### Consignes
1 – Renvoie le passage de la critique de l'Épisode VII compris entre « Il y a comme » et « intelligent et complet. », bornes incluses.
2 – Selon la critique de l'Épisode VII, qu'est-ce qui empêche cet épisode de trouver sa totale singularité ? Réponds en une à trois phrases.
═════ Extrait source ═════
Il y a comme une dualité qui règne sur cet Episode VII. Un positionnement difficile à trouver entre les attentes des fans et les attentes commerciales, toutes les deux immenses. Le pari de cette renaissance était relativement risqué. Cela ne paraît pas évident de réussir à prolonger une saga aussi mythique en lui restant fidèle et en l'amenant vers une nouvelle ère. Autre défi de taille, faire un film grand public qui soit aussi un succès critique, en somme un blockbuster intelligent et complet.
J. J. Abrams est un peu dans la position d'un chef dans un restaurant très étoilé qui doit revisiter un plat traditionnel, avec la pression de convaincre les septiques, ceux qui ne l'ont jamais goûté, et ravir les habitués, tout en faisant un maximum de couverts. Sans trop pousser l'analogie, les ingrédients de base sont un peu rassis, alors que les nouveaux sont d'une grande fraîcheur. On sent que le chef à suivi la recette à la lettre.


Cette nouvelle trilogie se construit sur les vestiges de l'originale, l'intrigue et les nouveaux personnages de ce septième volet sont même calqués sur ceux de base. Beaucoup de ressemblances entre les nouveaux rôles, vaisseaux, planètes...et les anciens. Jakku fait évidemment penser à Tatooine, Maz Kanata à Yoda, Rey à Luke, Poe à Han Solo..., la liste est loin d'être exhaustive. Il y a surtout un parallèle flagrant avec la destruction de l'Etoile Noire dans "Un nouvel espoir". Des excès de références et de similitudes qui empêchent à cet épisode de trouver sa totale singularité. L'équilibre entre les codes de la saga et la modernisation manque un peu d'harmonie. La dualité évoquée plus haut se trouve aussi dans le passage de relais un peu insistant entre l'ancienne et la nouvelle génération.
═════ Documents fournis ═════
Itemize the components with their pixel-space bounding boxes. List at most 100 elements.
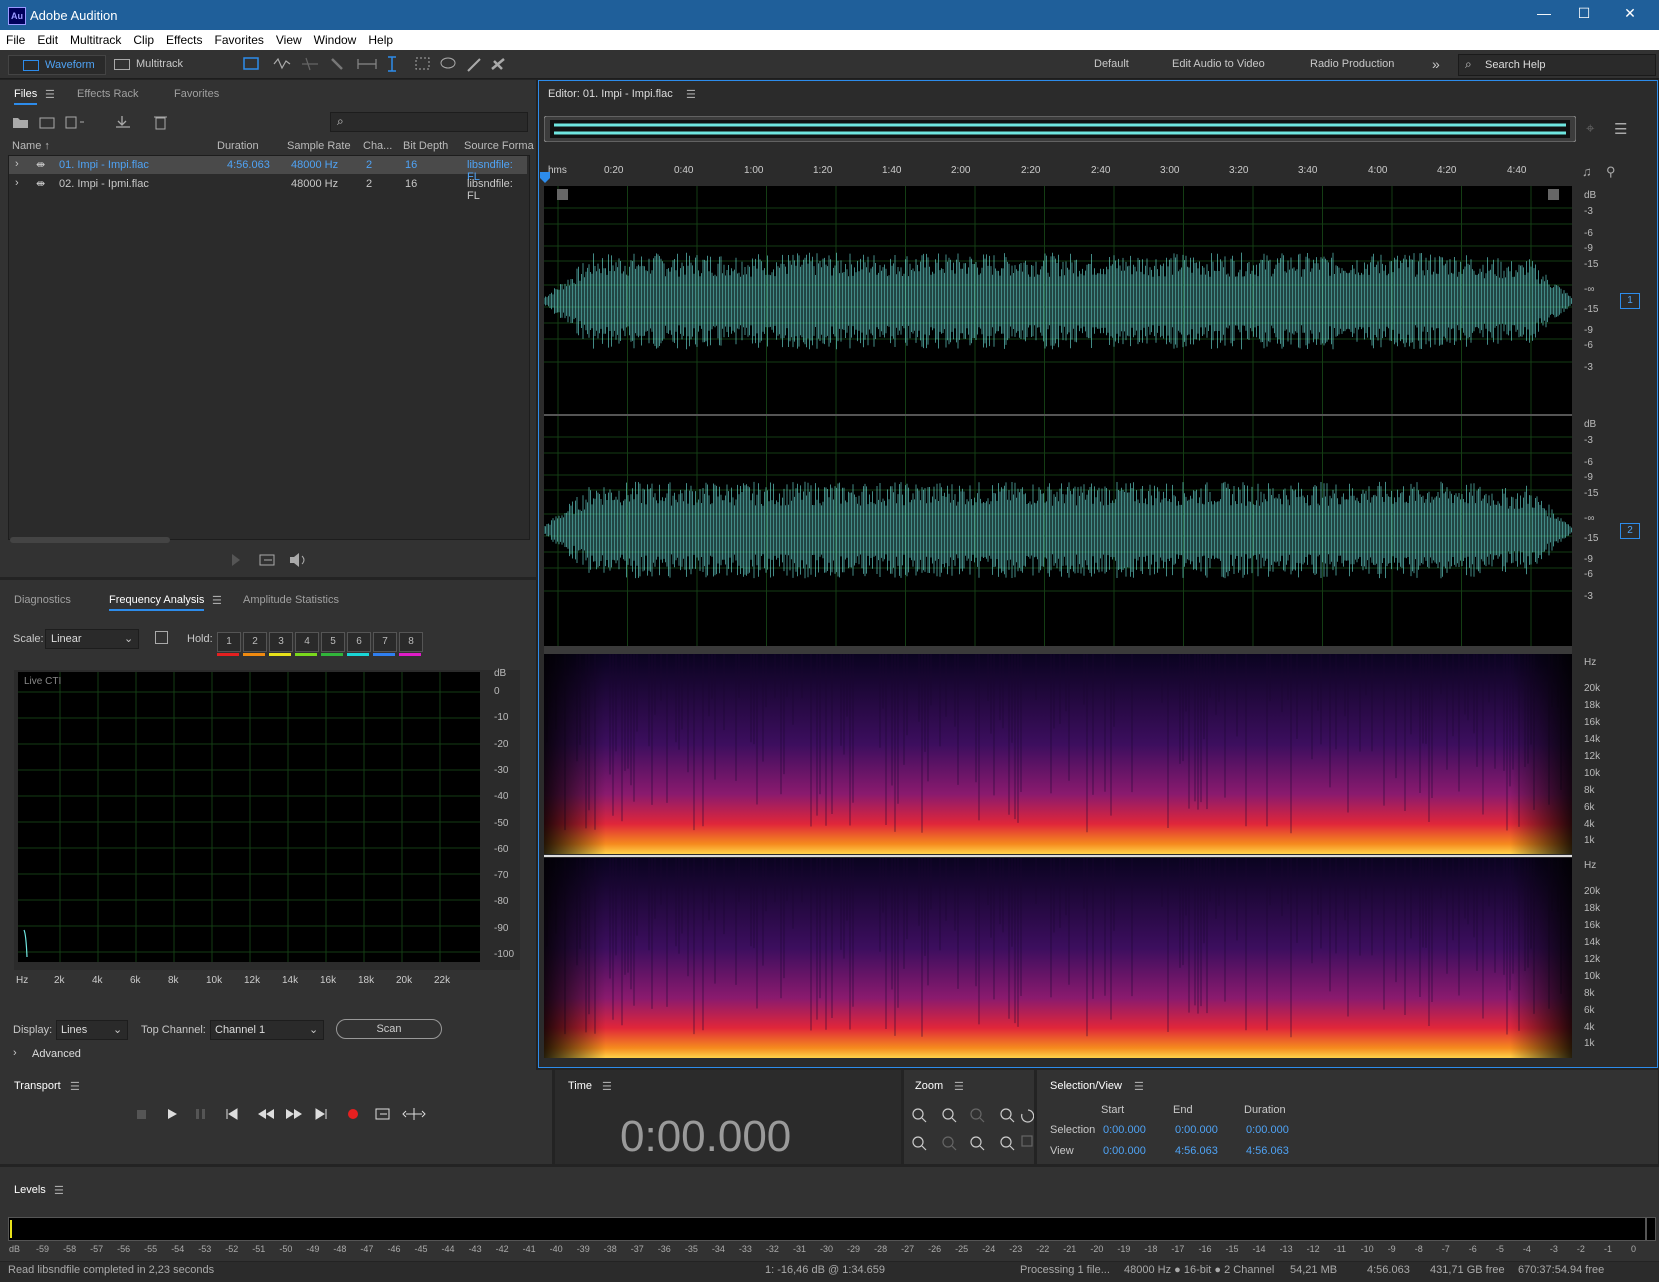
═════
### Réponses aux consignes
1 –
Il y a comme une dualité qui règne sur cet Episode VII. Un positionnement difficile à trouver entre les attentes des fans et les attentes commerciales, toutes les deux immenses. Le pari de cette renaissance était relativement risqué. Cela ne paraît pas évident de réussir à prolonger une saga aussi mythique en lui restant fidèle et en l'amenant vers une nouvelle ère. Autre défi de taille, faire un film grand public qui soit aussi un succès critique, en somme un blockbuster intelligent et complet.

2 – Ce sont les excès de références et de similitudes avec la trilogie originale. L'intrigue et les nouveaux personnages sont calqués sur ceux de base, les nouveaux rôles, vaisseaux et planètes ressemblent beaucoup aux anciens, et il y a un parallèle flagrant avec la destruction de l'Etoile Noire dans « Un nouvel espoir ».